DATA FOR PROCESSING:
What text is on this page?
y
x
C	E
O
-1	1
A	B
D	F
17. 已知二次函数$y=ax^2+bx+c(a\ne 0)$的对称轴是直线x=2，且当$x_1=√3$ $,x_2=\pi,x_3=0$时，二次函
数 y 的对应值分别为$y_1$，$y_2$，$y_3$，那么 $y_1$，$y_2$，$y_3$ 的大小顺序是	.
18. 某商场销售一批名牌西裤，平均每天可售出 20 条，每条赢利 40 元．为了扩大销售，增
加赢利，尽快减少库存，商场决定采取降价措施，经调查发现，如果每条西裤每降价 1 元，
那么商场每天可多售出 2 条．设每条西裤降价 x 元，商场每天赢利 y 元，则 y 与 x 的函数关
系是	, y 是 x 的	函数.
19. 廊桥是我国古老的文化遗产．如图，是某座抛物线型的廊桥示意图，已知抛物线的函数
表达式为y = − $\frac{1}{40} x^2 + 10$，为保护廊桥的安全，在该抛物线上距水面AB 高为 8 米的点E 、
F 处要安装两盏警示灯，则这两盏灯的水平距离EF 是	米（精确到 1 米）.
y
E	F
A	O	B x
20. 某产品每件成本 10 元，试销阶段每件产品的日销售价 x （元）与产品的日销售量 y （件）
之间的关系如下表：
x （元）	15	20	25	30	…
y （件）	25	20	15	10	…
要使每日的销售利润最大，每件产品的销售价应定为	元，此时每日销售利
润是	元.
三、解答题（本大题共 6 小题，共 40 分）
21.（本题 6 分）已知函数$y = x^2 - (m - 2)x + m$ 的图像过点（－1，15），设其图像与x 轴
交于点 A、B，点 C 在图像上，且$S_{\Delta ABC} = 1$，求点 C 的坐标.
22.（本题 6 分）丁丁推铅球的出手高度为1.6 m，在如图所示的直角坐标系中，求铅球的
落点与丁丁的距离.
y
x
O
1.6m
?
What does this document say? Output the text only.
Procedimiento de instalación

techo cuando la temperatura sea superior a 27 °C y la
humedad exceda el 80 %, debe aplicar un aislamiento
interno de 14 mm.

GIVEN INSTRUCTION:
Every line above should be written out again exactly as it stands.

COMPLETED EXERCISE:
What text is on this page?
y
x
C	E
O
-1	1
A	B
D	F
17. 已知二次函数$y=ax^2+bx+c(a\ne 0)$的对称轴是直线x=2，且当$x_1=√3$ $,x_2=\pi,x_3=0$时，二次函
数 y 的对应值分别为$y_1$，$y_2$，$y_3$，那么 $y_1$，$y_2$，$y_3$ 的大小顺序是	.
18. 某商场销售一批名牌西裤，平均每天可售出 20 条，每条赢利 40 元．为了扩大销售，增
加赢利，尽快减少库存，商场决定采取降价措施，经调查发现，如果每条西裤每降价 1 元，
那么商场每天可多售出 2 条．设每条西裤降价 x 元，商场每天赢利 y 元，则 y 与 x 的函数关
系是	, y 是 x 的	函数.
19. 廊桥是我国古老的文化遗产．如图，是某座抛物线型的廊桥示意图，已知抛物线的函数
表达式为y = − $\frac{1}{40} x^2 + 10$，为保护廊桥的安全，在该抛物线上距水面AB 高为 8 米的点E 、
F 处要安装两盏警示灯，则这两盏灯的水平距离EF 是	米（精确到 1 米）.
y
E	F
A	O	B x
20. 某产品每件成本 10 元，试销阶段每件产品的日销售价 x （元）与产品的日销售量 y （件）
之间的关系如下表：
x （元）	15	20	25	30	…
y （件）	25	20	15	10	…
要使每日的销售利润最大，每件产品的销售价应定为	元，此时每日销售利
润是	元.
三、解答题（本大题共 6 小题，共 40 分）
21.（本题 6 分）已知函数$y = x^2 - (m - 2)x + m$ 的图像过点（－1，15），设其图像与x 轴
交于点 A、B，点 C 在图像上，且$S_{\Delta ABC} = 1$，求点 C 的坐标.
22.（本题 6 分）丁丁推铅球的出手高度为1.6 m，在如图所示的直角坐标系中，求铅球的
落点与丁丁的距离.
y
x
O
1.6m
?
What does this document say? Output the text only.
Procedimiento de instalación

techo cuando la temperatura sea superior a 27 °C y la
humedad exceda el 80 %, debe aplicar un aislamiento
interno de 14 mm.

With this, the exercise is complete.